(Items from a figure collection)

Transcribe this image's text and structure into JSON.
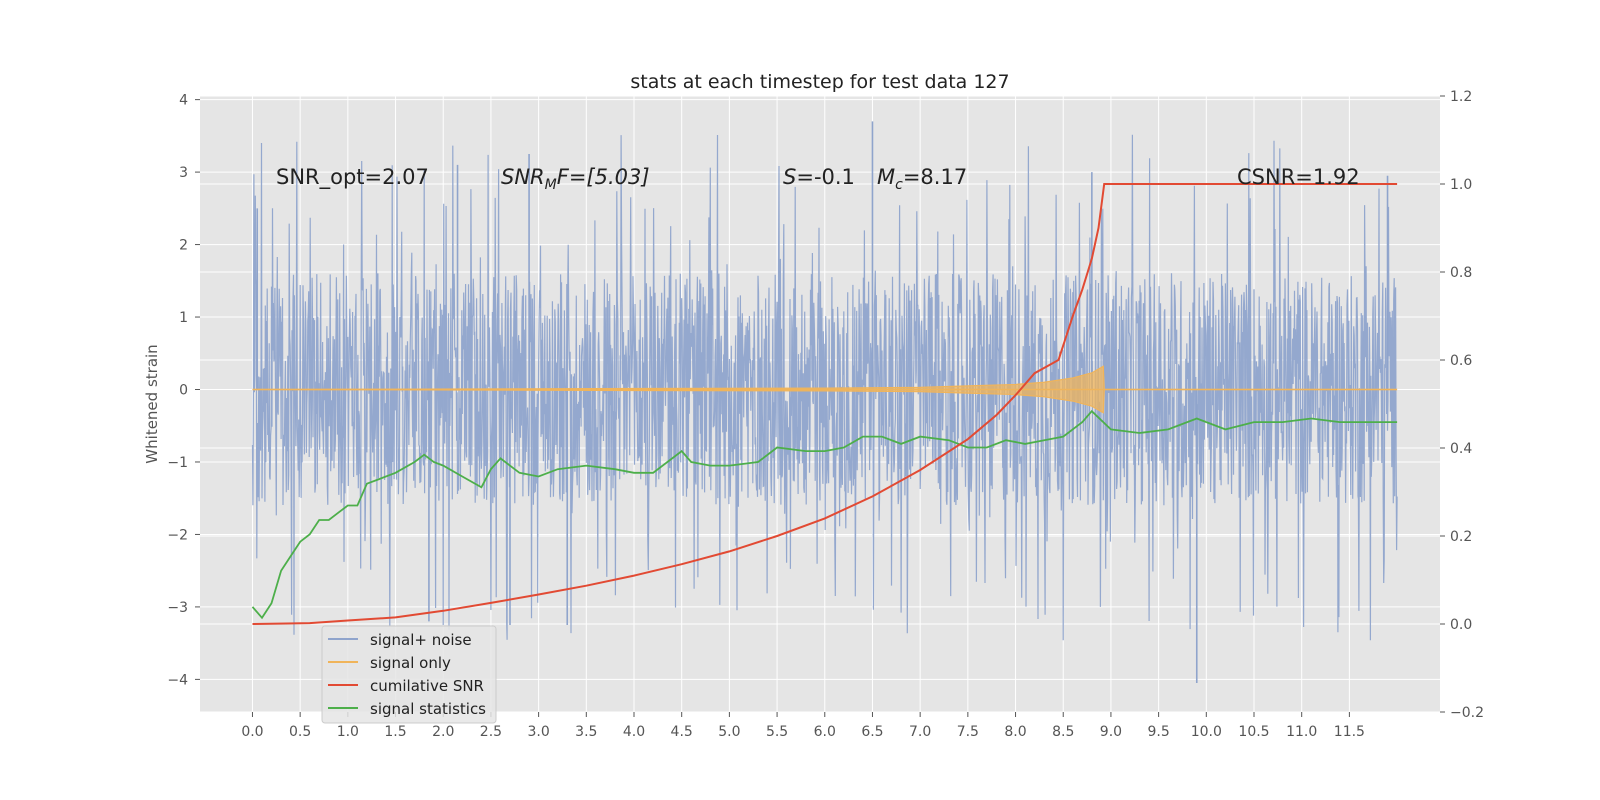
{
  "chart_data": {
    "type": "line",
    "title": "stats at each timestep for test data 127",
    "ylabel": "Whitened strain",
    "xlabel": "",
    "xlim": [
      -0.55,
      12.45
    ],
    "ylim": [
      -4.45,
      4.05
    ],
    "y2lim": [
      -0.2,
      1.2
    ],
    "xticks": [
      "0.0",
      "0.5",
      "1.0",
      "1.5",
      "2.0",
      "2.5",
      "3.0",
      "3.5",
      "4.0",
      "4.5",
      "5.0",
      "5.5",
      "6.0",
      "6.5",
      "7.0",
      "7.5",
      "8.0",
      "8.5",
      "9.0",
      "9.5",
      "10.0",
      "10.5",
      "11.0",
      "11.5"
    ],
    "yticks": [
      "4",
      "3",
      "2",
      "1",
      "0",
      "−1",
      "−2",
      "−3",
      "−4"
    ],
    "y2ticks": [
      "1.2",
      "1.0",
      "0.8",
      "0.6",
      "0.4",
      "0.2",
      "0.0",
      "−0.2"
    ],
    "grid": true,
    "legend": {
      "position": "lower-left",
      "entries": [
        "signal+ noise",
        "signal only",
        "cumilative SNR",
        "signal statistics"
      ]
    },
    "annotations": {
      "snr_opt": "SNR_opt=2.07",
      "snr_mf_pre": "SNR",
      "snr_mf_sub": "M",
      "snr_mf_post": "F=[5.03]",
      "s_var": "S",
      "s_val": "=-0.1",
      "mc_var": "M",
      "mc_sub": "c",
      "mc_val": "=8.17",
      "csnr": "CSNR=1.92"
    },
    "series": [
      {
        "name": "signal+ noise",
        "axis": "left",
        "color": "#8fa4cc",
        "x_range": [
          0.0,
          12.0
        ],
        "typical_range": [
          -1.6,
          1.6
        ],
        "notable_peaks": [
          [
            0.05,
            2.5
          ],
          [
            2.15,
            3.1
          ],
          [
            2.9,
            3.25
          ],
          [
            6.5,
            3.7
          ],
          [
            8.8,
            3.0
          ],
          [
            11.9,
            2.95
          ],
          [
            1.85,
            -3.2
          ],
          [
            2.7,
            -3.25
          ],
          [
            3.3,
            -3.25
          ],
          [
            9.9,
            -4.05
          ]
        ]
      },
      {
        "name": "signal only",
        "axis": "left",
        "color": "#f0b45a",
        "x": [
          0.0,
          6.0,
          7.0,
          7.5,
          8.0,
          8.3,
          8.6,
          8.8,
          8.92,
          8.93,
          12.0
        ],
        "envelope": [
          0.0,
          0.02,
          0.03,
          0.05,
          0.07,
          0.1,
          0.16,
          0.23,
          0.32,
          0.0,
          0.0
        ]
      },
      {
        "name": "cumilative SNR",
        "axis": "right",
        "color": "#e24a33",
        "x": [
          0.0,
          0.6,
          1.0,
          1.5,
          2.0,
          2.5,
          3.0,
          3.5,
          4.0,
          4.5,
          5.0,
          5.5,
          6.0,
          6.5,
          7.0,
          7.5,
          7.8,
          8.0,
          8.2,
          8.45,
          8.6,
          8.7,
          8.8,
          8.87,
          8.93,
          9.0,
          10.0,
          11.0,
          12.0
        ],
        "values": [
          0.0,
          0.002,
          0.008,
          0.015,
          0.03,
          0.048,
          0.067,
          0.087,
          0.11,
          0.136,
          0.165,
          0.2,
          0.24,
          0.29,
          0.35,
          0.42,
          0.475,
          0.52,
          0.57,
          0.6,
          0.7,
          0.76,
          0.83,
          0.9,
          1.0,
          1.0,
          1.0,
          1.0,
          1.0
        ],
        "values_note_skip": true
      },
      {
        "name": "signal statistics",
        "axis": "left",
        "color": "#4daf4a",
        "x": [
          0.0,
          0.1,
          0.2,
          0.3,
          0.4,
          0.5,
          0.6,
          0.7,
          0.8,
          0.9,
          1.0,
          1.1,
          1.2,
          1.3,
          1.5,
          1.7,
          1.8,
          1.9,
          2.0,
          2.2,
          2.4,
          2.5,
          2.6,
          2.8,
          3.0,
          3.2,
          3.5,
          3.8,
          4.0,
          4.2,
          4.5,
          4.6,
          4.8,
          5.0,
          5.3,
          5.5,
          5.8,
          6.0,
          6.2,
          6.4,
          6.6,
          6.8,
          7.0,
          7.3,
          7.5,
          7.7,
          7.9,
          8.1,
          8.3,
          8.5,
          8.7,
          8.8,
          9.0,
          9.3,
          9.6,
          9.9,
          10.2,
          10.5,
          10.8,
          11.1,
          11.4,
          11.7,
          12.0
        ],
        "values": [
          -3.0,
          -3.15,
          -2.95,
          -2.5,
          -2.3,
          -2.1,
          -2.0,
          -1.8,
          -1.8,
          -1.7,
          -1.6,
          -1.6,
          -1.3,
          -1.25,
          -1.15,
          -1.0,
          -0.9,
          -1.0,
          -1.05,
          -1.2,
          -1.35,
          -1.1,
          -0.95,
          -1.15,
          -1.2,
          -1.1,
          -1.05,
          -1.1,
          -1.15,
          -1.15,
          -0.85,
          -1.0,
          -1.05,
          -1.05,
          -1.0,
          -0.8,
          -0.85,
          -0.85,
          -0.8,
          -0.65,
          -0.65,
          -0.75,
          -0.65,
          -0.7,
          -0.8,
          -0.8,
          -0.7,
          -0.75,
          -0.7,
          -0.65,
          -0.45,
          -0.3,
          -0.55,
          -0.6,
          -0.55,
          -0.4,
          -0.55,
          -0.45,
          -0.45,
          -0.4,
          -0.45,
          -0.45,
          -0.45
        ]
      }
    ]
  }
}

**WHAT IS ASKED:**
Transcribe the whole listing exactly. Pictures are excluded.

**EXERCISE OUTPUT:**
Transcribe this image's text and structure into JSON.
{
  "chart_data": {
    "type": "line",
    "title": "stats at each timestep for test data 127",
    "ylabel": "Whitened strain",
    "xlabel": "",
    "xlim": [
      -0.55,
      12.45
    ],
    "ylim": [
      -4.45,
      4.05
    ],
    "y2lim": [
      -0.2,
      1.2
    ],
    "xticks": [
      "0.0",
      "0.5",
      "1.0",
      "1.5",
      "2.0",
      "2.5",
      "3.0",
      "3.5",
      "4.0",
      "4.5",
      "5.0",
      "5.5",
      "6.0",
      "6.5",
      "7.0",
      "7.5",
      "8.0",
      "8.5",
      "9.0",
      "9.5",
      "10.0",
      "10.5",
      "11.0",
      "11.5"
    ],
    "yticks": [
      "4",
      "3",
      "2",
      "1",
      "0",
      "−1",
      "−2",
      "−3",
      "−4"
    ],
    "y2ticks": [
      "1.2",
      "1.0",
      "0.8",
      "0.6",
      "0.4",
      "0.2",
      "0.0",
      "−0.2"
    ],
    "grid": true,
    "legend": {
      "position": "lower-left",
      "entries": [
        "signal+ noise",
        "signal only",
        "cumilative SNR",
        "signal statistics"
      ]
    },
    "annotations": {
      "snr_opt": "SNR_opt=2.07",
      "snr_mf_pre": "SNR",
      "snr_mf_sub": "M",
      "snr_mf_post": "F=[5.03]",
      "s_var": "S",
      "s_val": "=-0.1",
      "mc_var": "M",
      "mc_sub": "c",
      "mc_val": "=8.17",
      "csnr": "CSNR=1.92"
    },
    "series": [
      {
        "name": "signal+ noise",
        "axis": "left",
        "color": "#8fa4cc",
        "x_range": [
          0.0,
          12.0
        ],
        "typical_range": [
          -1.6,
          1.6
        ],
        "notable_peaks": [
          [
            0.05,
            2.5
          ],
          [
            2.15,
            3.1
          ],
          [
            2.9,
            3.25
          ],
          [
            6.5,
            3.7
          ],
          [
            8.8,
            3.0
          ],
          [
            11.9,
            2.95
          ],
          [
            1.85,
            -3.2
          ],
          [
            2.7,
            -3.25
          ],
          [
            3.3,
            -3.25
          ],
          [
            9.9,
            -4.05
          ]
        ]
      },
      {
        "name": "signal only",
        "axis": "left",
        "color": "#f0b45a",
        "x": [
          0.0,
          6.0,
          7.0,
          7.5,
          8.0,
          8.3,
          8.6,
          8.8,
          8.92,
          8.93,
          12.0
        ],
        "envelope": [
          0.0,
          0.02,
          0.03,
          0.05,
          0.07,
          0.1,
          0.16,
          0.23,
          0.32,
          0.0,
          0.0
        ]
      },
      {
        "name": "cumilative SNR",
        "axis": "right",
        "color": "#e24a33",
        "x": [
          0.0,
          0.6,
          1.0,
          1.5,
          2.0,
          2.5,
          3.0,
          3.5,
          4.0,
          4.5,
          5.0,
          5.5,
          6.0,
          6.5,
          7.0,
          7.5,
          7.8,
          8.0,
          8.2,
          8.45,
          8.6,
          8.7,
          8.8,
          8.87,
          8.93,
          9.0,
          10.0,
          11.0,
          12.0
        ],
        "values": [
          0.0,
          0.002,
          0.008,
          0.015,
          0.03,
          0.048,
          0.067,
          0.087,
          0.11,
          0.136,
          0.165,
          0.2,
          0.24,
          0.29,
          0.35,
          0.42,
          0.475,
          0.52,
          0.57,
          0.6,
          0.7,
          0.76,
          0.83,
          0.9,
          1.0,
          1.0,
          1.0,
          1.0,
          1.0
        ],
        "values_note_skip": true
      },
      {
        "name": "signal statistics",
        "axis": "left",
        "color": "#4daf4a",
        "x": [
          0.0,
          0.1,
          0.2,
          0.3,
          0.4,
          0.5,
          0.6,
          0.7,
          0.8,
          0.9,
          1.0,
          1.1,
          1.2,
          1.3,
          1.5,
          1.7,
          1.8,
          1.9,
          2.0,
          2.2,
          2.4,
          2.5,
          2.6,
          2.8,
          3.0,
          3.2,
          3.5,
          3.8,
          4.0,
          4.2,
          4.5,
          4.6,
          4.8,
          5.0,
          5.3,
          5.5,
          5.8,
          6.0,
          6.2,
          6.4,
          6.6,
          6.8,
          7.0,
          7.3,
          7.5,
          7.7,
          7.9,
          8.1,
          8.3,
          8.5,
          8.7,
          8.8,
          9.0,
          9.3,
          9.6,
          9.9,
          10.2,
          10.5,
          10.8,
          11.1,
          11.4,
          11.7,
          12.0
        ],
        "values": [
          -3.0,
          -3.15,
          -2.95,
          -2.5,
          -2.3,
          -2.1,
          -2.0,
          -1.8,
          -1.8,
          -1.7,
          -1.6,
          -1.6,
          -1.3,
          -1.25,
          -1.15,
          -1.0,
          -0.9,
          -1.0,
          -1.05,
          -1.2,
          -1.35,
          -1.1,
          -0.95,
          -1.15,
          -1.2,
          -1.1,
          -1.05,
          -1.1,
          -1.15,
          -1.15,
          -0.85,
          -1.0,
          -1.05,
          -1.05,
          -1.0,
          -0.8,
          -0.85,
          -0.85,
          -0.8,
          -0.65,
          -0.65,
          -0.75,
          -0.65,
          -0.7,
          -0.8,
          -0.8,
          -0.7,
          -0.75,
          -0.7,
          -0.65,
          -0.45,
          -0.3,
          -0.55,
          -0.6,
          -0.55,
          -0.4,
          -0.55,
          -0.45,
          -0.45,
          -0.4,
          -0.45,
          -0.45,
          -0.45
        ]
      }
    ]
  }
}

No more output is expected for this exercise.